__PASSAGE SHOWN__:

▼

Why I started this blog?
In 2001, I started researching my family's roots in the US and China, trying to uncover the stories of my ancestors. The post below is my first attempt to connect my family's story directly to the broader history of the United States. It focuses on how American laws and institutions have shaped the lives of my forbearers and continue to shape the lives of my family today. It's content was excerpted from the October 21, 2021, panel discussion on "Asian Perspectives on Race & Equity" presented to the public in Tredyffrin and Easttown Townships, Pennsylvania.
This is the history that I wish I had learned growing up, and that my children and all of our children should learn. It is only by learning about all aspects of our history that we can create a better future together.
You can read the transcript that follows or watch the 13 minute video on YouTube.
[The following transcript has been edited for concision and clarity.]
Introduction
Dr. Qi Wang, Moderator: Our next speaker is Ken Hong. He is a Tredyffrin resident and parent of three teenage boys. He is a 4th generation Chinese American, family historian and genealogist. His parents have roots in the US going back to the late 1800's. Kenneth has traced his family tree back 150 generations to 2,698 BCE. I don't know how you did that but it's admirable. He earned his bachelor's degree in Anthropology, an MA in sociology from Stanford University and an MBA from the Wharton School of Business. Ken lived and worked in China for 5 years and has been a business consultant for companies around the world and the VP of Strategy and Product at a number of tech start-ups.

▲

__DATA__:
▼

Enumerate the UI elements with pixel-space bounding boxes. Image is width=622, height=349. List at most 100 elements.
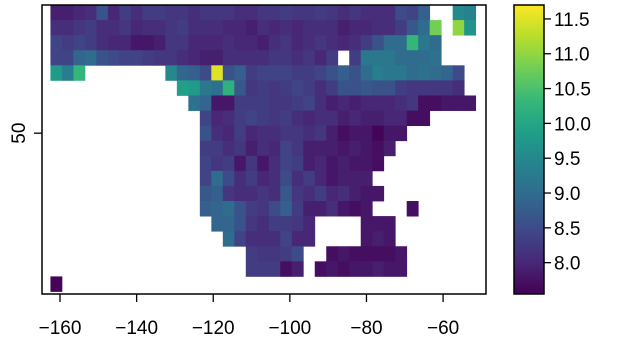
x-tick-label: −140: [115, 318, 158, 339]
heatmap-cell: [418, 110, 431, 127]
heatmap-cell: [188, 35, 201, 51]
heatmap-cell: [199, 5, 212, 21]
heatmap-cell: [165, 50, 178, 66]
heatmap-cell: [268, 155, 281, 172]
heatmap-cell: [50, 50, 63, 66]
heatmap-cell: [245, 35, 258, 51]
heatmap-cell: [280, 246, 293, 262]
heatmap-cell: [280, 80, 293, 96]
colorbar-tick-label: 10.5: [554, 80, 591, 101]
heatmap-cell: [383, 20, 396, 36]
colorbar-tick-label: 9.5: [554, 149, 580, 170]
heatmap-cell: [245, 80, 258, 96]
heatmap-cell: [326, 170, 339, 187]
heatmap-cell: [314, 5, 327, 21]
colorbar-tick-label: 11.0: [554, 45, 590, 66]
x-tick-label: −80: [350, 318, 382, 339]
heatmap-cell: [268, 170, 281, 187]
heatmap-cell: [360, 110, 373, 127]
heatmap-cell: [211, 35, 224, 51]
heatmap-cell: [176, 5, 189, 21]
heatmap-cell: [303, 20, 316, 36]
heatmap-cell: [441, 80, 454, 96]
heatmap-cell: [268, 201, 281, 217]
heatmap-cell: [257, 80, 270, 96]
heatmap-cell: [303, 216, 316, 232]
heatmap-cell: [429, 80, 442, 96]
heatmap-cell: [280, 35, 293, 51]
heatmap-cell: [199, 50, 212, 66]
heatmap-cell: [107, 5, 120, 21]
heatmap-cell: [73, 20, 86, 36]
heatmap-cell: [153, 35, 166, 51]
heatmap-cell: [268, 80, 281, 96]
heatmap-cell: [337, 95, 350, 111]
heatmap-cell: [257, 110, 270, 127]
heatmap-cell: [142, 5, 155, 21]
heatmap-cell: [73, 35, 86, 51]
heatmap-cell: [50, 276, 63, 292]
heatmap-cell: [452, 5, 465, 21]
heatmap-cell: [418, 35, 431, 51]
heatmap-cell: [314, 261, 327, 277]
heatmap-cell: [406, 5, 419, 21]
heatmap-cell: [372, 110, 385, 127]
heatmap-cell: [234, 35, 247, 51]
heatmap-cell: [257, 95, 270, 111]
heatmap-cell: [291, 80, 304, 96]
heatmap-cell: [360, 50, 373, 66]
heatmap-cell: [222, 95, 235, 111]
heatmap-cell: [314, 170, 327, 187]
colorbar-tick-label: 9.0: [554, 184, 580, 205]
heatmap-cell: [326, 50, 339, 66]
heatmap-cell: [314, 35, 327, 51]
heatmap-cell: [291, 261, 304, 277]
heatmap-cell: [406, 50, 419, 66]
heatmap-cell: [337, 110, 350, 127]
heatmap-cell: [372, 50, 385, 66]
x-tick-label: −120: [192, 318, 235, 339]
heatmap-cell: [314, 140, 327, 157]
heatmap-cell: [222, 80, 235, 96]
heatmap-cell: [188, 65, 201, 81]
heatmap-cell: [119, 35, 132, 51]
heatmap-cell: [337, 201, 350, 217]
heatmap-cell: [84, 20, 97, 36]
heatmap-cell: [326, 110, 339, 127]
heatmap-cell: [188, 20, 201, 36]
heatmap-cell: [165, 65, 178, 81]
heatmap-cell: [268, 185, 281, 202]
heatmap-cell: [337, 140, 350, 157]
heatmap-cell: [73, 65, 86, 81]
heatmap-cell: [176, 20, 189, 36]
heatmap-cell: [222, 20, 235, 36]
heatmap-cell: [234, 20, 247, 36]
heatmap-cell: [245, 50, 258, 66]
heatmap-cell: [383, 140, 396, 157]
heatmap-cell: [291, 231, 304, 247]
heatmap-cell: [372, 35, 385, 51]
heatmap-cell: [303, 201, 316, 217]
heatmap-cell: [349, 170, 362, 187]
heatmap-cell: [234, 80, 247, 96]
heatmap-cell: [314, 201, 327, 217]
heatmap-cell: [360, 140, 373, 157]
heatmap-cell: [165, 5, 178, 21]
heatmap-cell: [337, 185, 350, 202]
heatmap-cell: [418, 80, 431, 96]
heatmap-cell: [199, 140, 212, 157]
heatmap-cell: [395, 20, 408, 36]
heatmap-cell: [349, 140, 362, 157]
heatmap-cell: [245, 20, 258, 36]
heatmap-cell: [280, 170, 293, 187]
heatmap-cell: [326, 246, 339, 262]
heatmap-cell: [395, 65, 408, 81]
heatmap-cell: [337, 155, 350, 172]
heatmap-cell: [222, 50, 235, 66]
heatmap-cell: [303, 95, 316, 111]
heatmap-cell: [360, 246, 373, 262]
heatmap-cell: [314, 95, 327, 111]
heatmap-cell: [360, 216, 373, 232]
heatmap-cell: [383, 95, 396, 111]
heatmap-cell: [280, 201, 293, 217]
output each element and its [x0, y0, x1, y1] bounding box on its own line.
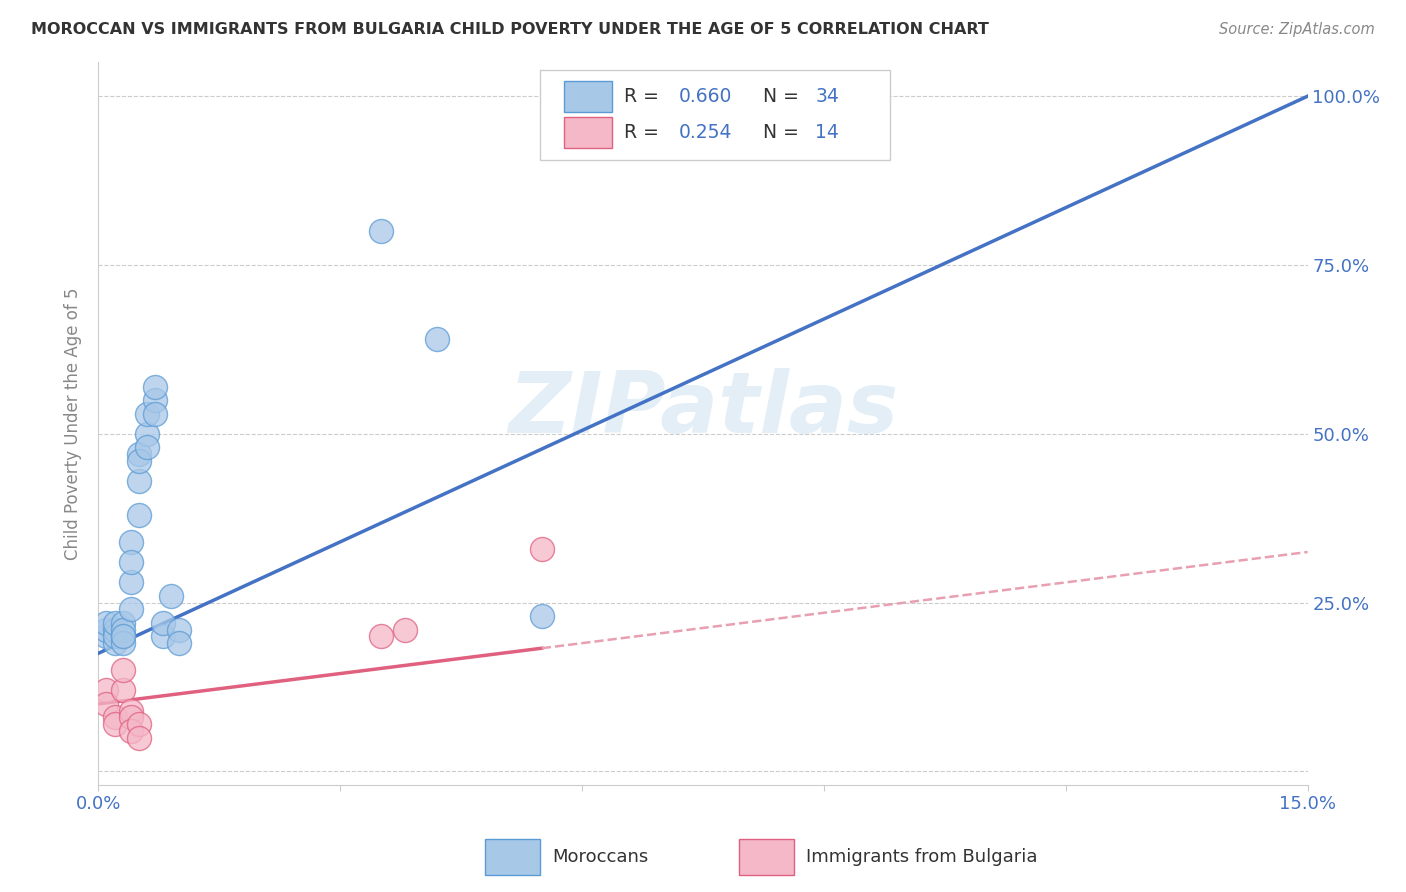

▲

__PROBLEMS__:
• a. Summarize the blog introduction above in two sentences.
• b. Answer these questions about the blog introduction, one per line:
(i) In what year did the writer start researching the family's roots?
(ii) How long is the video on YouTube?
(iii) To what year has Kenneth traced his family tree?

__WORKED SOLUTIONS__:
• a. The writer began researching family roots in the US and China in 2001, and this post connects that family story to how American laws and institutions have shaped the lives of the writer's forebears and family today. Its content comes from an October 21, 2021, panel discussion on "Asian Perspectives on Race & Equity" in Tredyffrin and Easttown Townships, Pennsylvania, where moderator Dr. Qi Wang introduced Ken Hong as a 4th generation Chinese American, family historian and genealogist.

• b.
(i) 2001
(ii) 13 minutes
(iii) 2,698 BCE